● Given exercise
Write out the listing below again, precisely as it is given.

● Given records
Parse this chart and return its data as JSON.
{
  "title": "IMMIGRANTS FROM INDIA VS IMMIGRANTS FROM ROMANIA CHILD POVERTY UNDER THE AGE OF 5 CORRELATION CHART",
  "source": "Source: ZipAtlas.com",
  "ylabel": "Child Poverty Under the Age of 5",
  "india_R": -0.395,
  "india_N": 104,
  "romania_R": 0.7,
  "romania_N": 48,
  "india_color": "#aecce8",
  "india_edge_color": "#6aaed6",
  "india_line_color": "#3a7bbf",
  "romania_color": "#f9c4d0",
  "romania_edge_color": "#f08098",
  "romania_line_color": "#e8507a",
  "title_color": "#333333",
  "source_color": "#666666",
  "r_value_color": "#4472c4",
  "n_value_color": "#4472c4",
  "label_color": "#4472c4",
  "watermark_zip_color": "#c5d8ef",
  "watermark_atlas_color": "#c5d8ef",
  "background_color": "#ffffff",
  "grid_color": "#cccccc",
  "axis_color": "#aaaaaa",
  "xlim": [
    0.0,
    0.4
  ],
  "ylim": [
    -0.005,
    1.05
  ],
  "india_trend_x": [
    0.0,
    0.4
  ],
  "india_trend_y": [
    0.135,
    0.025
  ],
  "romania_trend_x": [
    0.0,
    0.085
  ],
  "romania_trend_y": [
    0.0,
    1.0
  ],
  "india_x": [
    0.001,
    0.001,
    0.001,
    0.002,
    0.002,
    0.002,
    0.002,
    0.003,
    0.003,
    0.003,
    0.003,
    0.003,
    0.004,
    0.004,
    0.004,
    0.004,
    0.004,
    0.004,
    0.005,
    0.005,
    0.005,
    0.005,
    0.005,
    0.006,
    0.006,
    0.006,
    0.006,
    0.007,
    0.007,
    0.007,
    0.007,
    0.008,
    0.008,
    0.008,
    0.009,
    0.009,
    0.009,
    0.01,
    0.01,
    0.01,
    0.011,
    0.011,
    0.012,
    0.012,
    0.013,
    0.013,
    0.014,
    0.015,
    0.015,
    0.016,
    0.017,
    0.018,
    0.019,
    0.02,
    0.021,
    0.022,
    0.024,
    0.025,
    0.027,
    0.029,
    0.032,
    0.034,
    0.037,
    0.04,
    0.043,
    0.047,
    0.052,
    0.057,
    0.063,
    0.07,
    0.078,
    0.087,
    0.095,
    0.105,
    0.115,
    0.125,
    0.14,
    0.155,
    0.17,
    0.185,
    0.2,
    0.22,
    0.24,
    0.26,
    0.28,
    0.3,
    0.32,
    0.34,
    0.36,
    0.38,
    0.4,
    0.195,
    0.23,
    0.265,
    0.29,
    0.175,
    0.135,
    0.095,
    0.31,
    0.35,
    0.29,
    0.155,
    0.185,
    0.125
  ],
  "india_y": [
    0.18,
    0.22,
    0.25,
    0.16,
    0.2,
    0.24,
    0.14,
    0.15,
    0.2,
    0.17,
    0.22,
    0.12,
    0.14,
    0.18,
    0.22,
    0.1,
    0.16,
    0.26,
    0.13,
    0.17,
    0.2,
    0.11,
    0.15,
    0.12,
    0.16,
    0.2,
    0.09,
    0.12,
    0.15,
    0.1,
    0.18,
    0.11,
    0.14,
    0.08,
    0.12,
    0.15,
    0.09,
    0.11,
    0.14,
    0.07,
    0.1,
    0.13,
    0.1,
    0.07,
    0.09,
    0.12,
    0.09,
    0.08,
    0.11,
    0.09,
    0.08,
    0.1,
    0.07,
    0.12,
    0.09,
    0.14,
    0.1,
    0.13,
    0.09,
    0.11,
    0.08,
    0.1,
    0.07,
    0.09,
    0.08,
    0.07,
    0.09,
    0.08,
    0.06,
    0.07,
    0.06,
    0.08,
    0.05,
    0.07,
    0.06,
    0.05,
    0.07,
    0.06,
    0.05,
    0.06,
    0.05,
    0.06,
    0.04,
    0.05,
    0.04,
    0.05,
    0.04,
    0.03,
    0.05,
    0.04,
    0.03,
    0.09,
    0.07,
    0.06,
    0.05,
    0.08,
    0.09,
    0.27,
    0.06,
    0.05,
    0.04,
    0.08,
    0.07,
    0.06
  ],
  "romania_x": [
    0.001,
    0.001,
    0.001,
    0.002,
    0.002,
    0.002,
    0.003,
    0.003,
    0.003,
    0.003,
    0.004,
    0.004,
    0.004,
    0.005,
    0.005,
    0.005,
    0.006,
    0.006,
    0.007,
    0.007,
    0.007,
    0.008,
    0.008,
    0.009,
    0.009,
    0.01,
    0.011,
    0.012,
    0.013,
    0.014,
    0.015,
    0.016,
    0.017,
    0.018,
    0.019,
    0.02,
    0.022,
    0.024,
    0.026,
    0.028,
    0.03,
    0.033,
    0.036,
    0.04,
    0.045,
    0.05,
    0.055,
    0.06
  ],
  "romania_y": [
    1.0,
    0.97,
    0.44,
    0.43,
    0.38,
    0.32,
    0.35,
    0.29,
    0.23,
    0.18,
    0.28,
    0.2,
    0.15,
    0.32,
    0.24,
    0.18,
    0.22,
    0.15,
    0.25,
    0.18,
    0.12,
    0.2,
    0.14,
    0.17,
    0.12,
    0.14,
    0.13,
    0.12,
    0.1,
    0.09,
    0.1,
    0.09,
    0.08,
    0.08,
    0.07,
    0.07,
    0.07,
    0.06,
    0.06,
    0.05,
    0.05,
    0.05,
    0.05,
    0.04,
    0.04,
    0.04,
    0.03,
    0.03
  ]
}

● Exercise output
Parse this chart and return its data as JSON.
{
  "title": "IMMIGRANTS FROM INDIA VS IMMIGRANTS FROM ROMANIA CHILD POVERTY UNDER THE AGE OF 5 CORRELATION CHART",
  "source": "Source: ZipAtlas.com",
  "ylabel": "Child Poverty Under the Age of 5",
  "india_R": -0.395,
  "india_N": 104,
  "romania_R": 0.7,
  "romania_N": 48,
  "india_color": "#aecce8",
  "india_edge_color": "#6aaed6",
  "india_line_color": "#3a7bbf",
  "romania_color": "#f9c4d0",
  "romania_edge_color": "#f08098",
  "romania_line_color": "#e8507a",
  "title_color": "#333333",
  "source_color": "#666666",
  "r_value_color": "#4472c4",
  "n_value_color": "#4472c4",
  "label_color": "#4472c4",
  "watermark_zip_color": "#c5d8ef",
  "watermark_atlas_color": "#c5d8ef",
  "background_color": "#ffffff",
  "grid_color": "#cccccc",
  "axis_color": "#aaaaaa",
  "xlim": [
    0.0,
    0.4
  ],
  "ylim": [
    -0.005,
    1.05
  ],
  "india_trend_x": [
    0.0,
    0.4
  ],
  "india_trend_y": [
    0.135,
    0.025
  ],
  "romania_trend_x": [
    0.0,
    0.085
  ],
  "romania_trend_y": [
    0.0,
    1.0
  ],
  "india_x": [
    0.001,
    0.001,
    0.001,
    0.002,
    0.002,
    0.002,
    0.002,
    0.003,
    0.003,
    0.003,
    0.003,
    0.003,
    0.004,
    0.004,
    0.004,
    0.004,
    0.004,
    0.004,
    0.005,
    0.005,
    0.005,
    0.005,
    0.005,
    0.006,
    0.006,
    0.006,
    0.006,
    0.007,
    0.007,
    0.007,
    0.007,
    0.008,
    0.008,
    0.008,
    0.009,
    0.009,
    0.009,
    0.01,
    0.01,
    0.01,
    0.011,
    0.011,
    0.012,
    0.012,
    0.013,
    0.013,
    0.014,
    0.015,
    0.015,
    0.016,
    0.017,
    0.018,
    0.019,
    0.02,
    0.021,
    0.022,
    0.024,
    0.025,
    0.027,
    0.029,
    0.032,
    0.034,
    0.037,
    0.04,
    0.043,
    0.047,
    0.052,
    0.057,
    0.063,
    0.07,
    0.078,
    0.087,
    0.095,
    0.105,
    0.115,
    0.125,
    0.14,
    0.155,
    0.17,
    0.185,
    0.2,
    0.22,
    0.24,
    0.26,
    0.28,
    0.3,
    0.32,
    0.34,
    0.36,
    0.38,
    0.4,
    0.195,
    0.23,
    0.265,
    0.29,
    0.175,
    0.135,
    0.095,
    0.31,
    0.35,
    0.29,
    0.155,
    0.185,
    0.125
  ],
  "india_y": [
    0.18,
    0.22,
    0.25,
    0.16,
    0.2,
    0.24,
    0.14,
    0.15,
    0.2,
    0.17,
    0.22,
    0.12,
    0.14,
    0.18,
    0.22,
    0.1,
    0.16,
    0.26,
    0.13,
    0.17,
    0.2,
    0.11,
    0.15,
    0.12,
    0.16,
    0.2,
    0.09,
    0.12,
    0.15,
    0.1,
    0.18,
    0.11,
    0.14,
    0.08,
    0.12,
    0.15,
    0.09,
    0.11,
    0.14,
    0.07,
    0.1,
    0.13,
    0.1,
    0.07,
    0.09,
    0.12,
    0.09,
    0.08,
    0.11,
    0.09,
    0.08,
    0.1,
    0.07,
    0.12,
    0.09,
    0.14,
    0.1,
    0.13,
    0.09,
    0.11,
    0.08,
    0.1,
    0.07,
    0.09,
    0.08,
    0.07,
    0.09,
    0.08,
    0.06,
    0.07,
    0.06,
    0.08,
    0.05,
    0.07,
    0.06,
    0.05,
    0.07,
    0.06,
    0.05,
    0.06,
    0.05,
    0.06,
    0.04,
    0.05,
    0.04,
    0.05,
    0.04,
    0.03,
    0.05,
    0.04,
    0.03,
    0.09,
    0.07,
    0.06,
    0.05,
    0.08,
    0.09,
    0.27,
    0.06,
    0.05,
    0.04,
    0.08,
    0.07,
    0.06
  ],
  "romania_x": [
    0.001,
    0.001,
    0.001,
    0.002,
    0.002,
    0.002,
    0.003,
    0.003,
    0.003,
    0.003,
    0.004,
    0.004,
    0.004,
    0.005,
    0.005,
    0.005,
    0.006,
    0.006,
    0.007,
    0.007,
    0.007,
    0.008,
    0.008,
    0.009,
    0.009,
    0.01,
    0.011,
    0.012,
    0.013,
    0.014,
    0.015,
    0.016,
    0.017,
    0.018,
    0.019,
    0.02,
    0.022,
    0.024,
    0.026,
    0.028,
    0.03,
    0.033,
    0.036,
    0.04,
    0.045,
    0.05,
    0.055,
    0.06
  ],
  "romania_y": [
    1.0,
    0.97,
    0.44,
    0.43,
    0.38,
    0.32,
    0.35,
    0.29,
    0.23,
    0.18,
    0.28,
    0.2,
    0.15,
    0.32,
    0.24,
    0.18,
    0.22,
    0.15,
    0.25,
    0.18,
    0.12,
    0.2,
    0.14,
    0.17,
    0.12,
    0.14,
    0.13,
    0.12,
    0.1,
    0.09,
    0.1,
    0.09,
    0.08,
    0.08,
    0.07,
    0.07,
    0.07,
    0.06,
    0.06,
    0.05,
    0.05,
    0.05,
    0.05,
    0.04,
    0.04,
    0.04,
    0.03,
    0.03
  ]
}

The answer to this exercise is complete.